Stated goal: Copy out all lines where "nidentity" appears.

** Begin Data **

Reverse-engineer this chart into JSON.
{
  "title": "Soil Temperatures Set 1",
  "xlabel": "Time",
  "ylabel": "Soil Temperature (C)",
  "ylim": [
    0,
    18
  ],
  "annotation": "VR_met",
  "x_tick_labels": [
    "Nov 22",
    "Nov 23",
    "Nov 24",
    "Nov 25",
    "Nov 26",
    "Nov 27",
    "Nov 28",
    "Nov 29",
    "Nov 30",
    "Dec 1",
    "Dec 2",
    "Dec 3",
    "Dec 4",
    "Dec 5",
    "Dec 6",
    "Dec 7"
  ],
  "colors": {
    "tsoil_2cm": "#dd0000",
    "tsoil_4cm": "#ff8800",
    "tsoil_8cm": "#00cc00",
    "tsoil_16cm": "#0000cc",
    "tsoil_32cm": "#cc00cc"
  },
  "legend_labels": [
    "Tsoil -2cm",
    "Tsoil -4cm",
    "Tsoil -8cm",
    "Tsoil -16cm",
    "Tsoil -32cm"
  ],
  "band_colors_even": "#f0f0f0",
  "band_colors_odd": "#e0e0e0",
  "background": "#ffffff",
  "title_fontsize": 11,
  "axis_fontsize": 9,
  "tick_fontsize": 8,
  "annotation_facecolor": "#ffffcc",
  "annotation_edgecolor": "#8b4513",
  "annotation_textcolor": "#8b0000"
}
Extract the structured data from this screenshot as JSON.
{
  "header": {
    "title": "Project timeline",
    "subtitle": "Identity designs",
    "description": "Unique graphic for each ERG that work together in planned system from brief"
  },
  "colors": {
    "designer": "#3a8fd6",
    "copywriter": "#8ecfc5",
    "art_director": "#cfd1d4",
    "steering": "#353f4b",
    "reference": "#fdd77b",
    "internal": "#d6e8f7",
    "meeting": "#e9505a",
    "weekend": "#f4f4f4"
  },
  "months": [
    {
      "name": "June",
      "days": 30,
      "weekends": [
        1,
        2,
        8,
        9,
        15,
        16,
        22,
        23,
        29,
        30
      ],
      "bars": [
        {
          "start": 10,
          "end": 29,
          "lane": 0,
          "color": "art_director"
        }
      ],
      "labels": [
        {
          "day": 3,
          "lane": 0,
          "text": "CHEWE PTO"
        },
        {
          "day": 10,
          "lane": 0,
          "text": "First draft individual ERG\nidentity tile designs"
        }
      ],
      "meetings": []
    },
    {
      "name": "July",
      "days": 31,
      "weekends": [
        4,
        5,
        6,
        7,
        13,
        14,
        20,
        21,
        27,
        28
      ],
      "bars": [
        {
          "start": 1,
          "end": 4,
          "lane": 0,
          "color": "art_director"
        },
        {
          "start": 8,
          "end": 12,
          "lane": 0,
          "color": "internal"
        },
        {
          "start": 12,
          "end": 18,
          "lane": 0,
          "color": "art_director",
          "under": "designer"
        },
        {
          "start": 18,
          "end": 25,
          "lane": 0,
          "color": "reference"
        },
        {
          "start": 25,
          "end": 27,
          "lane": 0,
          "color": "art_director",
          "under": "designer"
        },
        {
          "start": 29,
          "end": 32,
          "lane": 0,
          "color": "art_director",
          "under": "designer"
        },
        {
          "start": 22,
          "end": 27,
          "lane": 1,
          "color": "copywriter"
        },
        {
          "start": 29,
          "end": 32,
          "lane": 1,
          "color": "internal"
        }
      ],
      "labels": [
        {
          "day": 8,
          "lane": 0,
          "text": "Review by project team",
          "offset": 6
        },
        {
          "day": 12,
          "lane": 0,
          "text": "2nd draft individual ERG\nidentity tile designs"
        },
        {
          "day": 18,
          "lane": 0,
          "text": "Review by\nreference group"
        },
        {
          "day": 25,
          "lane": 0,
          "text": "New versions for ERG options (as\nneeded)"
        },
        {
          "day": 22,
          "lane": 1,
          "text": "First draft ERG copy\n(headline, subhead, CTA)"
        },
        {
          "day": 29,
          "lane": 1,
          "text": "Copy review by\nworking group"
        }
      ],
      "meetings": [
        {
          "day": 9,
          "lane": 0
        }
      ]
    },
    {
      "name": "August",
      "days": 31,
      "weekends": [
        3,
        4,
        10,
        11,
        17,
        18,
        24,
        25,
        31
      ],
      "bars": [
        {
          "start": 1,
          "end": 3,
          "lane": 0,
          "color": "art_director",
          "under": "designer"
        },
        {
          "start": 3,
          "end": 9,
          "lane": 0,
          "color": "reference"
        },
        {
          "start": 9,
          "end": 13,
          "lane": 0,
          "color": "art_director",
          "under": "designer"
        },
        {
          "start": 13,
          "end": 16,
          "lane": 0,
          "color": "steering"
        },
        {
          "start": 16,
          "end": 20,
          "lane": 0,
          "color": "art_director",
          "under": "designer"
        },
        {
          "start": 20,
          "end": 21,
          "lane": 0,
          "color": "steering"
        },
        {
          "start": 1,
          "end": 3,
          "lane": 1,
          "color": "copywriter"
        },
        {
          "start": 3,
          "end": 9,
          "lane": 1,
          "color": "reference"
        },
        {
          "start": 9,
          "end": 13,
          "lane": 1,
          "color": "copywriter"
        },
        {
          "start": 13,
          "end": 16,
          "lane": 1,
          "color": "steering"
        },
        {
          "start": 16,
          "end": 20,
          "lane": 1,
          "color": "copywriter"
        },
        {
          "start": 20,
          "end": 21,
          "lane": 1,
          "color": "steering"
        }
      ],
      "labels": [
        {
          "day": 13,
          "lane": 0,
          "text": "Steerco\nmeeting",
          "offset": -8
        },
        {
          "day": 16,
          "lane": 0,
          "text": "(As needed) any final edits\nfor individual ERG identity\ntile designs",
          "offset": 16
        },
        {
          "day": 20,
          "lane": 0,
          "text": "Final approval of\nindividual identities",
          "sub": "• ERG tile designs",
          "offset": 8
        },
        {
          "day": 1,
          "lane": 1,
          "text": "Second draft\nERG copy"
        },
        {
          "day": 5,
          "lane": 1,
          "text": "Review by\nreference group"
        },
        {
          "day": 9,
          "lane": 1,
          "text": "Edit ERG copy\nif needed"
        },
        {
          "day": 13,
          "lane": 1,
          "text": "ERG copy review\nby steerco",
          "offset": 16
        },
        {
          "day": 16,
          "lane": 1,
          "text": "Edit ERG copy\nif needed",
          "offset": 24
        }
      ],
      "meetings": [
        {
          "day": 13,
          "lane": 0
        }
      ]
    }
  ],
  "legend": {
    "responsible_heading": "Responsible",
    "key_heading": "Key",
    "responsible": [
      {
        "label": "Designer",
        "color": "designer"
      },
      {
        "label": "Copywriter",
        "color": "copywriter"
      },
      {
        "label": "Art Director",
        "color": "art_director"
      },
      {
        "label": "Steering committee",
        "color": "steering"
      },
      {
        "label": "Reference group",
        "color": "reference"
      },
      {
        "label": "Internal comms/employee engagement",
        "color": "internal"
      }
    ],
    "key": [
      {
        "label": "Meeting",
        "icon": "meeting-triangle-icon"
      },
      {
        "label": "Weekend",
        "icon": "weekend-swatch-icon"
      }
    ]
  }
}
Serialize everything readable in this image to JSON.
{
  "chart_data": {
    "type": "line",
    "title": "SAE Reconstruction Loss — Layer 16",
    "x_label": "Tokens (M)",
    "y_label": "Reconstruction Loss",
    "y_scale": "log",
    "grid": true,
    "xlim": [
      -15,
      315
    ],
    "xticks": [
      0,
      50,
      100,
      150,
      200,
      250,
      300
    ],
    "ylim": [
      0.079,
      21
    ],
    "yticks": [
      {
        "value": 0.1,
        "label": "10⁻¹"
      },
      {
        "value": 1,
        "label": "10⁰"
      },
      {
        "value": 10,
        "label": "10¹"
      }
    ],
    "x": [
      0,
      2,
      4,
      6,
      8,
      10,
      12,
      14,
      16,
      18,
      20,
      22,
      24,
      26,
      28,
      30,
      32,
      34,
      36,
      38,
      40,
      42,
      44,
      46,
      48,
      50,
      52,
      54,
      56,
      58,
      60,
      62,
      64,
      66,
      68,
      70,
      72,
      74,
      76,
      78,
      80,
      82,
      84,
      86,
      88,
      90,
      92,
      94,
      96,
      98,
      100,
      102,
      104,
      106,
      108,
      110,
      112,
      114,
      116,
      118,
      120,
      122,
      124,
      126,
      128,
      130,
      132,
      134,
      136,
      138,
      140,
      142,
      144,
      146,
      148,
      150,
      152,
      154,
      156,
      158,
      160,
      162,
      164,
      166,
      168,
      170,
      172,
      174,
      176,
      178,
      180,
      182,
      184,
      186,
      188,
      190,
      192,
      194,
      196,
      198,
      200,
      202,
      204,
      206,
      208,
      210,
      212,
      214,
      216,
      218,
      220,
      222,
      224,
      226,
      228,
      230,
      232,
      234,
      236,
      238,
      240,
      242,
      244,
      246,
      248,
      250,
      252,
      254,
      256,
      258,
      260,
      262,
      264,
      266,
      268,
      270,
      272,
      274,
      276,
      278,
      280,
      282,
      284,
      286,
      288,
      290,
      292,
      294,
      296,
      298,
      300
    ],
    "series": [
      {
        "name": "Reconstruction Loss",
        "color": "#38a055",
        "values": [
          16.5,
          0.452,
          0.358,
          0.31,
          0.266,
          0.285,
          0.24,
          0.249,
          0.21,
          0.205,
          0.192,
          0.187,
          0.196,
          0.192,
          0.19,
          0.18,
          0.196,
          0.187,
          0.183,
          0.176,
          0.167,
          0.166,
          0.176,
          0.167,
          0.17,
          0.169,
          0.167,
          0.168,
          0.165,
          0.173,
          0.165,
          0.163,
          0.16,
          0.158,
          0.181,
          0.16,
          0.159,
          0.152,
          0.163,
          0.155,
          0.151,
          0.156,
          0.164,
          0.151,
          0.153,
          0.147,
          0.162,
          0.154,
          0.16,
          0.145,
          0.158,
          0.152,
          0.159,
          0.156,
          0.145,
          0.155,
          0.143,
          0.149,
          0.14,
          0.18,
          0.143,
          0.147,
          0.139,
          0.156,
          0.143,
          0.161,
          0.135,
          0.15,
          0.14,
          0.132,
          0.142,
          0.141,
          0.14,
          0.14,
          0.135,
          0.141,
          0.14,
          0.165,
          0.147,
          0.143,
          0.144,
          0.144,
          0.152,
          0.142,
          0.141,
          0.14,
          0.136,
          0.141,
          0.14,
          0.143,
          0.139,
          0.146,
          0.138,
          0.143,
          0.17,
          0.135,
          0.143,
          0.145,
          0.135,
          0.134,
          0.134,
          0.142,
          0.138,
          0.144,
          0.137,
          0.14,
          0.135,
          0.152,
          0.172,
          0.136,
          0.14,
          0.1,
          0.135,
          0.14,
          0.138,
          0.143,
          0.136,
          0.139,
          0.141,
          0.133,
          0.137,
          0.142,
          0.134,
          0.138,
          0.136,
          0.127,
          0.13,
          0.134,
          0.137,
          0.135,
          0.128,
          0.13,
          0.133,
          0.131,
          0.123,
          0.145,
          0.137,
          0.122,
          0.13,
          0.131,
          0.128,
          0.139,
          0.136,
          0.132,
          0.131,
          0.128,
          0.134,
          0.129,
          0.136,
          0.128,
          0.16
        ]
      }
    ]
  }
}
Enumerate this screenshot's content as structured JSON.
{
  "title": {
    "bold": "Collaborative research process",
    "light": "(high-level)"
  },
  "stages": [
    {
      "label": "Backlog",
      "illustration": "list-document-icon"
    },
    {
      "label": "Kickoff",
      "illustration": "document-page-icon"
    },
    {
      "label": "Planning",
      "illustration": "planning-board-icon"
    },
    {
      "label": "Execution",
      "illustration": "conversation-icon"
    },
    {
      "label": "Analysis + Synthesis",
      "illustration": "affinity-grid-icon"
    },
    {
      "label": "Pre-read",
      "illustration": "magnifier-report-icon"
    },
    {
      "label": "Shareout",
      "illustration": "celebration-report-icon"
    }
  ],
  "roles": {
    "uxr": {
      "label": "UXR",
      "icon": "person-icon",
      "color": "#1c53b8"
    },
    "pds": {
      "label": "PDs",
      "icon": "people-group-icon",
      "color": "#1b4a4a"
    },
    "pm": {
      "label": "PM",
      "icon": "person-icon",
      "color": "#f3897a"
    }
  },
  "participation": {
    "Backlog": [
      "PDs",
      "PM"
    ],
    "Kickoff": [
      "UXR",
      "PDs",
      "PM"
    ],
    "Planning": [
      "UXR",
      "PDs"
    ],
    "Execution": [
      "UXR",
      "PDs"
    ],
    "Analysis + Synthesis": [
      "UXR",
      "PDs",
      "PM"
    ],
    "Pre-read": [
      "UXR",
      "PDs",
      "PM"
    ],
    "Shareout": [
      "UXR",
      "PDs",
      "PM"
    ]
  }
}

** End Data **

Finished answer:
          "text": "First draft individual ERG\nidentity tile designs"
          "text": "2nd draft individual ERG\nidentity tile designs"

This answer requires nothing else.